** REQUIREMENTS **
Write out all the lines again, precisely as they stand, but without the images.

** RECORDS FOR THE TASK **

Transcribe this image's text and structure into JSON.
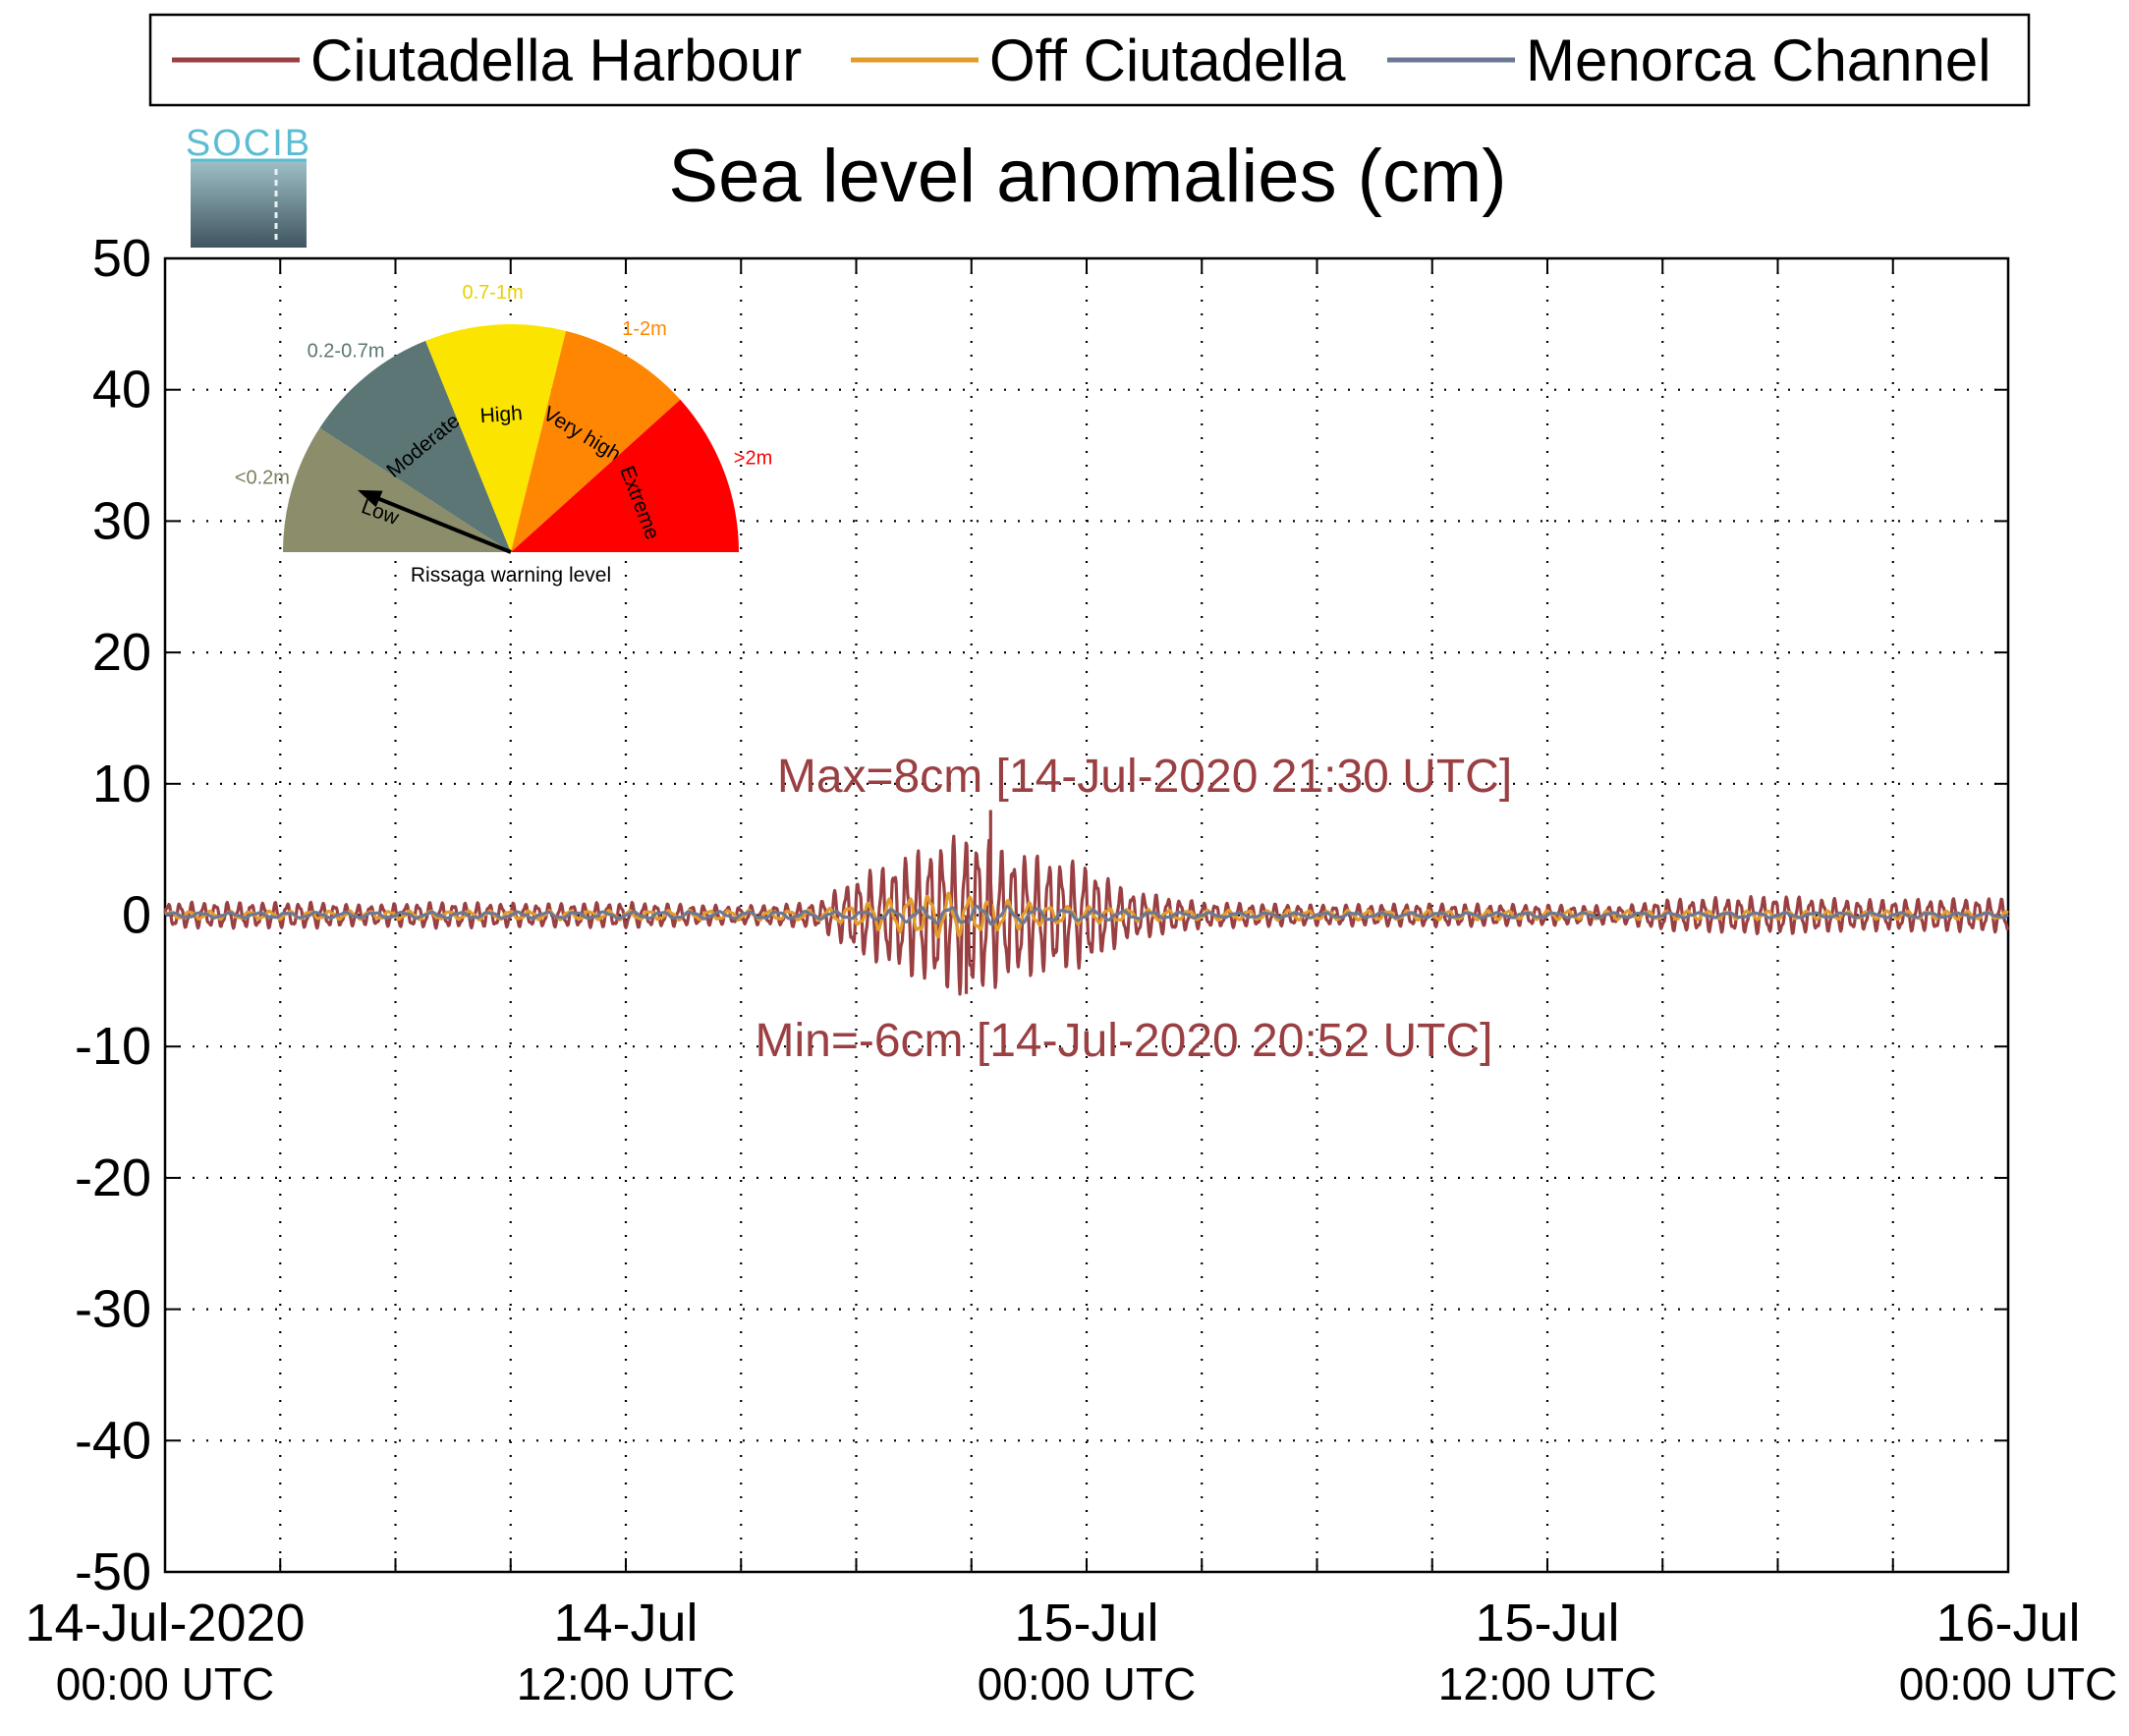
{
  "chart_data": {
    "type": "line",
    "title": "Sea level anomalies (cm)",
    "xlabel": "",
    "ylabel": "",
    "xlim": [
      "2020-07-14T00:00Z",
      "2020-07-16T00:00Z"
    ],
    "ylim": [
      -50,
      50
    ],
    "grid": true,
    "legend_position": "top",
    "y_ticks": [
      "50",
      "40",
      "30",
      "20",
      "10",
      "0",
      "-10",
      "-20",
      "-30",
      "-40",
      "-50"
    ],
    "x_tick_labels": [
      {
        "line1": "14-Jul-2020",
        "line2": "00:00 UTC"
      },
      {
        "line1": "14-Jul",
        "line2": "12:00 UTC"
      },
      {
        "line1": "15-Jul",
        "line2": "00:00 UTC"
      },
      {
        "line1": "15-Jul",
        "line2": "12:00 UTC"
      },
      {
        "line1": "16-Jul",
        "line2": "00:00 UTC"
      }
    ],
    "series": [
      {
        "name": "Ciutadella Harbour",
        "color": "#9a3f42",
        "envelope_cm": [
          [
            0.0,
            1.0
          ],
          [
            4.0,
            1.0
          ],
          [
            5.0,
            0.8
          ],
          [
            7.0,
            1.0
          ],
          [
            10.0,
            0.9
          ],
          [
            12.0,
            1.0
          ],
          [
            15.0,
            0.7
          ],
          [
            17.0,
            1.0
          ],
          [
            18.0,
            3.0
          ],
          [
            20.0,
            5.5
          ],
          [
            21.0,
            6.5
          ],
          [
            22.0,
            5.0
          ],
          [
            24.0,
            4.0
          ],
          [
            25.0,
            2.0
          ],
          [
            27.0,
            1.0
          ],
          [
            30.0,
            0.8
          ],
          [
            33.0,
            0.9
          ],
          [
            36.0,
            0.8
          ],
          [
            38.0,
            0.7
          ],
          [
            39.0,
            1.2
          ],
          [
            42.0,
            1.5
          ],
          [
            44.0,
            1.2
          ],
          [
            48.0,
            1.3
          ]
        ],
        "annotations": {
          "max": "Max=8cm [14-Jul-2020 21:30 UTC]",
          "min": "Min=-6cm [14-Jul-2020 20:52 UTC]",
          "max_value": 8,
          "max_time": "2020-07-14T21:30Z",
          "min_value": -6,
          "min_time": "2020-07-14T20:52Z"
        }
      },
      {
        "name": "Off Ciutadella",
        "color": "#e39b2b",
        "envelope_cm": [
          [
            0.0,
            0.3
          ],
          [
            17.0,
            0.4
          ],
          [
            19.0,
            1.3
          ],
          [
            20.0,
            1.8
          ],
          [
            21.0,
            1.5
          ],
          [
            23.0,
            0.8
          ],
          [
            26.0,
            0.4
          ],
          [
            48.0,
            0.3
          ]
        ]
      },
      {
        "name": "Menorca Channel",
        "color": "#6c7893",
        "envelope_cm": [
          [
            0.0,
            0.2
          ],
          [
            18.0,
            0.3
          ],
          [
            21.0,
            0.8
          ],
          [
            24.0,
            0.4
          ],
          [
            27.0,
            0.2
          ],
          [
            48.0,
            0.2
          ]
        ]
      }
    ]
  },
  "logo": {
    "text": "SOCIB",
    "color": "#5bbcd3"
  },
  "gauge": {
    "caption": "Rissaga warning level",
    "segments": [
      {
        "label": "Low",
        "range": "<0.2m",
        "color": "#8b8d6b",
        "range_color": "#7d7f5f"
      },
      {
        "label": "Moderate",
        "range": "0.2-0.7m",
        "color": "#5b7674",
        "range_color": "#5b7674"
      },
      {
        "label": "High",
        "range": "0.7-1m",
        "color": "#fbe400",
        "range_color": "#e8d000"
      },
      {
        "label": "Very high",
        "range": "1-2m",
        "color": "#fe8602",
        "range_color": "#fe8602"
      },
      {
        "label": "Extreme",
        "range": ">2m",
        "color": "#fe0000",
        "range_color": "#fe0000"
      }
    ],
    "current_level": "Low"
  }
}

** ANSWER FOR THE TASK **
Transcribe this image's text and structure into JSON.
{
  "chart_data": {
    "type": "line",
    "title": "Sea level anomalies (cm)",
    "xlabel": "",
    "ylabel": "",
    "xlim": [
      "2020-07-14T00:00Z",
      "2020-07-16T00:00Z"
    ],
    "ylim": [
      -50,
      50
    ],
    "grid": true,
    "legend_position": "top",
    "y_ticks": [
      "50",
      "40",
      "30",
      "20",
      "10",
      "0",
      "-10",
      "-20",
      "-30",
      "-40",
      "-50"
    ],
    "x_tick_labels": [
      {
        "line1": "14-Jul-2020",
        "line2": "00:00 UTC"
      },
      {
        "line1": "14-Jul",
        "line2": "12:00 UTC"
      },
      {
        "line1": "15-Jul",
        "line2": "00:00 UTC"
      },
      {
        "line1": "15-Jul",
        "line2": "12:00 UTC"
      },
      {
        "line1": "16-Jul",
        "line2": "00:00 UTC"
      }
    ],
    "series": [
      {
        "name": "Ciutadella Harbour",
        "color": "#9a3f42",
        "envelope_cm": [
          [
            0.0,
            1.0
          ],
          [
            4.0,
            1.0
          ],
          [
            5.0,
            0.8
          ],
          [
            7.0,
            1.0
          ],
          [
            10.0,
            0.9
          ],
          [
            12.0,
            1.0
          ],
          [
            15.0,
            0.7
          ],
          [
            17.0,
            1.0
          ],
          [
            18.0,
            3.0
          ],
          [
            20.0,
            5.5
          ],
          [
            21.0,
            6.5
          ],
          [
            22.0,
            5.0
          ],
          [
            24.0,
            4.0
          ],
          [
            25.0,
            2.0
          ],
          [
            27.0,
            1.0
          ],
          [
            30.0,
            0.8
          ],
          [
            33.0,
            0.9
          ],
          [
            36.0,
            0.8
          ],
          [
            38.0,
            0.7
          ],
          [
            39.0,
            1.2
          ],
          [
            42.0,
            1.5
          ],
          [
            44.0,
            1.2
          ],
          [
            48.0,
            1.3
          ]
        ],
        "annotations": {
          "max": "Max=8cm [14-Jul-2020 21:30 UTC]",
          "min": "Min=-6cm [14-Jul-2020 20:52 UTC]",
          "max_value": 8,
          "max_time": "2020-07-14T21:30Z",
          "min_value": -6,
          "min_time": "2020-07-14T20:52Z"
        }
      },
      {
        "name": "Off Ciutadella",
        "color": "#e39b2b",
        "envelope_cm": [
          [
            0.0,
            0.3
          ],
          [
            17.0,
            0.4
          ],
          [
            19.0,
            1.3
          ],
          [
            20.0,
            1.8
          ],
          [
            21.0,
            1.5
          ],
          [
            23.0,
            0.8
          ],
          [
            26.0,
            0.4
          ],
          [
            48.0,
            0.3
          ]
        ]
      },
      {
        "name": "Menorca Channel",
        "color": "#6c7893",
        "envelope_cm": [
          [
            0.0,
            0.2
          ],
          [
            18.0,
            0.3
          ],
          [
            21.0,
            0.8
          ],
          [
            24.0,
            0.4
          ],
          [
            27.0,
            0.2
          ],
          [
            48.0,
            0.2
          ]
        ]
      }
    ]
  },
  "logo": {
    "text": "SOCIB",
    "color": "#5bbcd3"
  },
  "gauge": {
    "caption": "Rissaga warning level",
    "segments": [
      {
        "label": "Low",
        "range": "<0.2m",
        "color": "#8b8d6b",
        "range_color": "#7d7f5f"
      },
      {
        "label": "Moderate",
        "range": "0.2-0.7m",
        "color": "#5b7674",
        "range_color": "#5b7674"
      },
      {
        "label": "High",
        "range": "0.7-1m",
        "color": "#fbe400",
        "range_color": "#e8d000"
      },
      {
        "label": "Very high",
        "range": "1-2m",
        "color": "#fe8602",
        "range_color": "#fe8602"
      },
      {
        "label": "Extreme",
        "range": ">2m",
        "color": "#fe0000",
        "range_color": "#fe0000"
      }
    ],
    "current_level": "Low"
  }
}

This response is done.